Start of Input for this task

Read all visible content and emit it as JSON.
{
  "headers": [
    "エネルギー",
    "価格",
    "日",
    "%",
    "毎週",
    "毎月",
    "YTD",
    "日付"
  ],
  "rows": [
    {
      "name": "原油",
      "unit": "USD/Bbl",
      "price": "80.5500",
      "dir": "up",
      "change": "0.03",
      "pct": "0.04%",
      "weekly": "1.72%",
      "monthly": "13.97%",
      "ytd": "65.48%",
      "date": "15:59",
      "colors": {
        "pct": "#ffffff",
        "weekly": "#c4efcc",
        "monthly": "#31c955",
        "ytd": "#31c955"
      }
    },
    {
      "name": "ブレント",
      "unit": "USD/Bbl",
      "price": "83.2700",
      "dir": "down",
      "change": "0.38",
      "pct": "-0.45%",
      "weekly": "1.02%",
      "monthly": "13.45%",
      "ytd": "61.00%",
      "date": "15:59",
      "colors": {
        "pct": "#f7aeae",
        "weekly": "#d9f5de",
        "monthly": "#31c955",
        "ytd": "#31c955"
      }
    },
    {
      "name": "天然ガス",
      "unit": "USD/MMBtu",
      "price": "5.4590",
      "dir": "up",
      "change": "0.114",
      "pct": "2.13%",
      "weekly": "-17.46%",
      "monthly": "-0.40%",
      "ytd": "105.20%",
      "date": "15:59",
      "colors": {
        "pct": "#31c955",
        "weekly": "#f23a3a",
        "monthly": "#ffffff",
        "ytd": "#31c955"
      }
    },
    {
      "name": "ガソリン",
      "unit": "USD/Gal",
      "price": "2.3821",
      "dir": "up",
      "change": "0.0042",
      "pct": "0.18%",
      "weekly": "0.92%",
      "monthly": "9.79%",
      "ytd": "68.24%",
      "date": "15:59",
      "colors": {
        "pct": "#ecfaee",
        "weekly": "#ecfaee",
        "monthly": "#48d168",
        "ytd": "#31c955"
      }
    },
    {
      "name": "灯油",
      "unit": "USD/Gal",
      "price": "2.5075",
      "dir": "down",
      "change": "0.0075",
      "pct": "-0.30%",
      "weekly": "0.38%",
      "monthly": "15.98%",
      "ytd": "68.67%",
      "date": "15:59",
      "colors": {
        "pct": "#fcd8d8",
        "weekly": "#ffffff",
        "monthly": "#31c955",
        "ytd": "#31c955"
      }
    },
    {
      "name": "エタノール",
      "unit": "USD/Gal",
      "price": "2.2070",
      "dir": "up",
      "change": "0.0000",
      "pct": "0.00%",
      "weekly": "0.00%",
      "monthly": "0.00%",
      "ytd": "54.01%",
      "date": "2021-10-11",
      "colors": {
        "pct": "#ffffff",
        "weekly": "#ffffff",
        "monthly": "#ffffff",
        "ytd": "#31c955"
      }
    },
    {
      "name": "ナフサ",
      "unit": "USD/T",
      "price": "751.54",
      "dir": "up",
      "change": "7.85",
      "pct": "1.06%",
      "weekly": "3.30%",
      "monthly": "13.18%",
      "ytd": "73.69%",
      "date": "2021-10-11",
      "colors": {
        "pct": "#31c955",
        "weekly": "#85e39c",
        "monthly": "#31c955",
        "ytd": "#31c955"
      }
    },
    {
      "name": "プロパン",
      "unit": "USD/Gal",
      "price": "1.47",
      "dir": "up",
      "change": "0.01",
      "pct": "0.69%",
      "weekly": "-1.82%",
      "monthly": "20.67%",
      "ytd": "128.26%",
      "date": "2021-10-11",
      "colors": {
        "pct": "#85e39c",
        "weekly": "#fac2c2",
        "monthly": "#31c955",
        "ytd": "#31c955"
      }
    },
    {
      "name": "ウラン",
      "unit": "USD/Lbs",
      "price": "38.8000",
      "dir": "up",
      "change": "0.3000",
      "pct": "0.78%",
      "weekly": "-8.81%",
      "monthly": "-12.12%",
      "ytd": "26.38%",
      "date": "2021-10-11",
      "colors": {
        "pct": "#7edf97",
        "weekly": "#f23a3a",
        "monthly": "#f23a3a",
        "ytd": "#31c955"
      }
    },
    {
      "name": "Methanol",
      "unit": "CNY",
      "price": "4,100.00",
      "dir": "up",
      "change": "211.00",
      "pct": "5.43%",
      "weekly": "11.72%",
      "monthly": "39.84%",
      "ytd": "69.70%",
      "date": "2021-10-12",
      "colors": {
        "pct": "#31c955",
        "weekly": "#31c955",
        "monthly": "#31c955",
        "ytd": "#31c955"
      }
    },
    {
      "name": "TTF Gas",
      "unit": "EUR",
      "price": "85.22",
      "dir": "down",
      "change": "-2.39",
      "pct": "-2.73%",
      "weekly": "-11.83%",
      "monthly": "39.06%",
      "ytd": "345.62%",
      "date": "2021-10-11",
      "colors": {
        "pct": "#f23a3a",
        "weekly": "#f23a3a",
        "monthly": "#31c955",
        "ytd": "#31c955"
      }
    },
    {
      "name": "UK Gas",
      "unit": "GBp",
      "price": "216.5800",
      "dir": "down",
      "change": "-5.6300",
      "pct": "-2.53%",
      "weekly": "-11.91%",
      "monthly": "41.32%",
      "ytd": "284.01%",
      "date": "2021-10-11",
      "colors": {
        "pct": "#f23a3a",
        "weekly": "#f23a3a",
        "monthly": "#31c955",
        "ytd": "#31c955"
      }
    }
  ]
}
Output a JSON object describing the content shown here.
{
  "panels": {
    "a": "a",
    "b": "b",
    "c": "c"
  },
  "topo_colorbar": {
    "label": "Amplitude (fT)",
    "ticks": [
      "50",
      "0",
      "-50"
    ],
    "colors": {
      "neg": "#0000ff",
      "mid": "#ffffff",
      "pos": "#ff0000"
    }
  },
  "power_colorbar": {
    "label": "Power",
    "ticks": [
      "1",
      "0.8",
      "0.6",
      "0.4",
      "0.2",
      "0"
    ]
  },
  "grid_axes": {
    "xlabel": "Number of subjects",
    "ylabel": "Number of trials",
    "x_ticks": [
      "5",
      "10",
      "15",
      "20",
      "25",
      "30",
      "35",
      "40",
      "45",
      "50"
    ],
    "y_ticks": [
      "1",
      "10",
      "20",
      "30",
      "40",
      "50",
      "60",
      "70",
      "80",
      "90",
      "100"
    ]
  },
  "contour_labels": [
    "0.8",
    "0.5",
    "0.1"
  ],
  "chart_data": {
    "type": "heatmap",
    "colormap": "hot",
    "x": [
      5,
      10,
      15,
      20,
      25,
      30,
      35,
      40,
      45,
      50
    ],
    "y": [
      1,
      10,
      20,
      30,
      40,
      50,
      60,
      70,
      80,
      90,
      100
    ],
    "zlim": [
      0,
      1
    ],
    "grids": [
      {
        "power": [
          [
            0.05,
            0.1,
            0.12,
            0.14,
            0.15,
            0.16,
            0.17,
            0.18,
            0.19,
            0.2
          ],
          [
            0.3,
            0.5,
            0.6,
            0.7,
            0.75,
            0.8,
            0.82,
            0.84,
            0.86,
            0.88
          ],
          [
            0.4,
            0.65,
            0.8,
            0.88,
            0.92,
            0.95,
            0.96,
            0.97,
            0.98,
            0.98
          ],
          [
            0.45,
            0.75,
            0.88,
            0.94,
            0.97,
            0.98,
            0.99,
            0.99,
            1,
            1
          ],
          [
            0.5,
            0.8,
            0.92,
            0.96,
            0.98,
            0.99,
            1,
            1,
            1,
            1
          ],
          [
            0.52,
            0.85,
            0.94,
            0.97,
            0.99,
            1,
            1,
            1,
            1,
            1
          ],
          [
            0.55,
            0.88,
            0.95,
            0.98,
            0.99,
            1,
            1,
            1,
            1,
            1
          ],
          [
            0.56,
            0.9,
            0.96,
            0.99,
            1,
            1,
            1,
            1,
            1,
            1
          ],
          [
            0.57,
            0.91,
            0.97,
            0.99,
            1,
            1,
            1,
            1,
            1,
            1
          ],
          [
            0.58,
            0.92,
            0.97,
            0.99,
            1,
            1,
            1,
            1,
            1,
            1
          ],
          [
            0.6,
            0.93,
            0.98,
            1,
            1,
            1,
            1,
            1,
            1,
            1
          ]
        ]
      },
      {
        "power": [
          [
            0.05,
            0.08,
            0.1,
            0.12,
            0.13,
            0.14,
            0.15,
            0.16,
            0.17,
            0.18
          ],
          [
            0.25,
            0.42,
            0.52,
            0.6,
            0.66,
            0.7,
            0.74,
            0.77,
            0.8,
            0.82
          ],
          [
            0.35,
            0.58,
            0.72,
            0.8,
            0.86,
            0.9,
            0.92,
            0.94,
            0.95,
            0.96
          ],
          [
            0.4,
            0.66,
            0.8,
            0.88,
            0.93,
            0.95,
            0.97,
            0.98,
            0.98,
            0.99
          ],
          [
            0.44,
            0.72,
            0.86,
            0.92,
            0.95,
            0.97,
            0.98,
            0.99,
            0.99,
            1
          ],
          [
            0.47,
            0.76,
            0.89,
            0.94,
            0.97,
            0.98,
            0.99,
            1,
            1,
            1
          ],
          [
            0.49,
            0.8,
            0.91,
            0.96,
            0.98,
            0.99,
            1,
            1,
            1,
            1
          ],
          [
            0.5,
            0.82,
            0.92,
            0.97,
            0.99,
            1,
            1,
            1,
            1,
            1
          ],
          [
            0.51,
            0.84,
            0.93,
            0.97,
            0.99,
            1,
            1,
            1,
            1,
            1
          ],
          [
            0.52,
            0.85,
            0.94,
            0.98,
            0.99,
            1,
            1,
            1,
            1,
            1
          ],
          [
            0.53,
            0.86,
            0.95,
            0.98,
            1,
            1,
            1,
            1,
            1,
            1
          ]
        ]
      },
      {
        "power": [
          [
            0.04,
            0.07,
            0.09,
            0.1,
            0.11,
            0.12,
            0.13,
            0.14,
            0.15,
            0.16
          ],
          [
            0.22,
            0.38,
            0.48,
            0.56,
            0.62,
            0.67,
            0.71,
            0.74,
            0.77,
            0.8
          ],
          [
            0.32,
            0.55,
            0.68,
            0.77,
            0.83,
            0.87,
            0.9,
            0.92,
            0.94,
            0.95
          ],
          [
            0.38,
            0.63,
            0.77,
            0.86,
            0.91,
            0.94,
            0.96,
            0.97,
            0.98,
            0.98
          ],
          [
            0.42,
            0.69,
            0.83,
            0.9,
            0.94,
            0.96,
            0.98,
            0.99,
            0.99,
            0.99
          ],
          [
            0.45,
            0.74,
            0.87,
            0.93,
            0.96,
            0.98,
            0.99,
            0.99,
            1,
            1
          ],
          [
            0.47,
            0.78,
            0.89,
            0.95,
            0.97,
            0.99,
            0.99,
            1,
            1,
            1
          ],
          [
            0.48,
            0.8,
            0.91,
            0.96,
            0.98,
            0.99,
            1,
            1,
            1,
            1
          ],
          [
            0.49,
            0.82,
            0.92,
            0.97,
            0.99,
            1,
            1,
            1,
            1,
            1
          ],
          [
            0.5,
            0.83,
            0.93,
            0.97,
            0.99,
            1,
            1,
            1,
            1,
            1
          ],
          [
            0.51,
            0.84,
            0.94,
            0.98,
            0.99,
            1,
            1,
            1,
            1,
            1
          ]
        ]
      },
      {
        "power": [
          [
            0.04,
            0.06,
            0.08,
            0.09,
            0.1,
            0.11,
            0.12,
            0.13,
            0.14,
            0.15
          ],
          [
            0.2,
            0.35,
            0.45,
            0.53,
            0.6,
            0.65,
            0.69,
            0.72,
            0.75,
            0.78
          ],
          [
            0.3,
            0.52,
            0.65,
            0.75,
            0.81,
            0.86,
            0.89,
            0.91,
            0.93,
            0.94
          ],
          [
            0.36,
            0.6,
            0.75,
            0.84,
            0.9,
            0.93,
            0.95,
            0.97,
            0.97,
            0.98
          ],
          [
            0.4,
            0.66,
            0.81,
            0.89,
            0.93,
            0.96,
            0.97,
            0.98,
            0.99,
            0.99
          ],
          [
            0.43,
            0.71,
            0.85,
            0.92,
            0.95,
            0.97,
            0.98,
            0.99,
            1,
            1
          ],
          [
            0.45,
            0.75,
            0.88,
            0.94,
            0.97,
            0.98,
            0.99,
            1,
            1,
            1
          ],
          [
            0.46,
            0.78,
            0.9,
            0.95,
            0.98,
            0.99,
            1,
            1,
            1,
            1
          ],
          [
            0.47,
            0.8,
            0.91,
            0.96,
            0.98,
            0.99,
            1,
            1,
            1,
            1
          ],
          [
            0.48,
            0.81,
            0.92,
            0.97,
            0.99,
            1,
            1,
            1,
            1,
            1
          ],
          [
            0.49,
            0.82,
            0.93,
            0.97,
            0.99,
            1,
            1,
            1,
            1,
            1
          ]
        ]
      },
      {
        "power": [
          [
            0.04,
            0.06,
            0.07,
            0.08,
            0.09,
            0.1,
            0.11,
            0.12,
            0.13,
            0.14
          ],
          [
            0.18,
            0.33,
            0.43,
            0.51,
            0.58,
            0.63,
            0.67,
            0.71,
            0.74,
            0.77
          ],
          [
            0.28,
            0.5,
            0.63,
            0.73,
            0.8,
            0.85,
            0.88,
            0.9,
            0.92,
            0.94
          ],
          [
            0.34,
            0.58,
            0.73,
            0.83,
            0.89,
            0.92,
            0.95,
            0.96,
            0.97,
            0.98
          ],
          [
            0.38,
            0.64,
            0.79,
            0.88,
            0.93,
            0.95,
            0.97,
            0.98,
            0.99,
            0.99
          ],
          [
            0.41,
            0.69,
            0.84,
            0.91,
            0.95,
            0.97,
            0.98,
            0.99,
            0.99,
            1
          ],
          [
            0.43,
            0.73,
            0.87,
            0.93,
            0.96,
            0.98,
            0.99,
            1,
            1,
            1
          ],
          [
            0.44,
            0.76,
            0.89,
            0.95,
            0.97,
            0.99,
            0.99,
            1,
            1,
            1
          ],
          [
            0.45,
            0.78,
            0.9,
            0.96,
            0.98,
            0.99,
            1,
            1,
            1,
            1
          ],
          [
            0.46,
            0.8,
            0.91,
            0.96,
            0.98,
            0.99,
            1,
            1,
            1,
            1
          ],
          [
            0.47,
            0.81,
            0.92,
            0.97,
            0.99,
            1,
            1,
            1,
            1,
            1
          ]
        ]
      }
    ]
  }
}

End of Input for this task

Work required
From the listing above, pick out every line containing "price".

Response
      "price": "80.5500",
      "price": "83.2700",
      "price": "5.4590",
      "price": "2.3821",
      "price": "2.5075",
      "price": "2.2070",
      "price": "751.54",
      "price": "1.47",
      "price": "38.8000",
      "price": "4,100.00",
      "price": "85.22",
      "price": "216.5800",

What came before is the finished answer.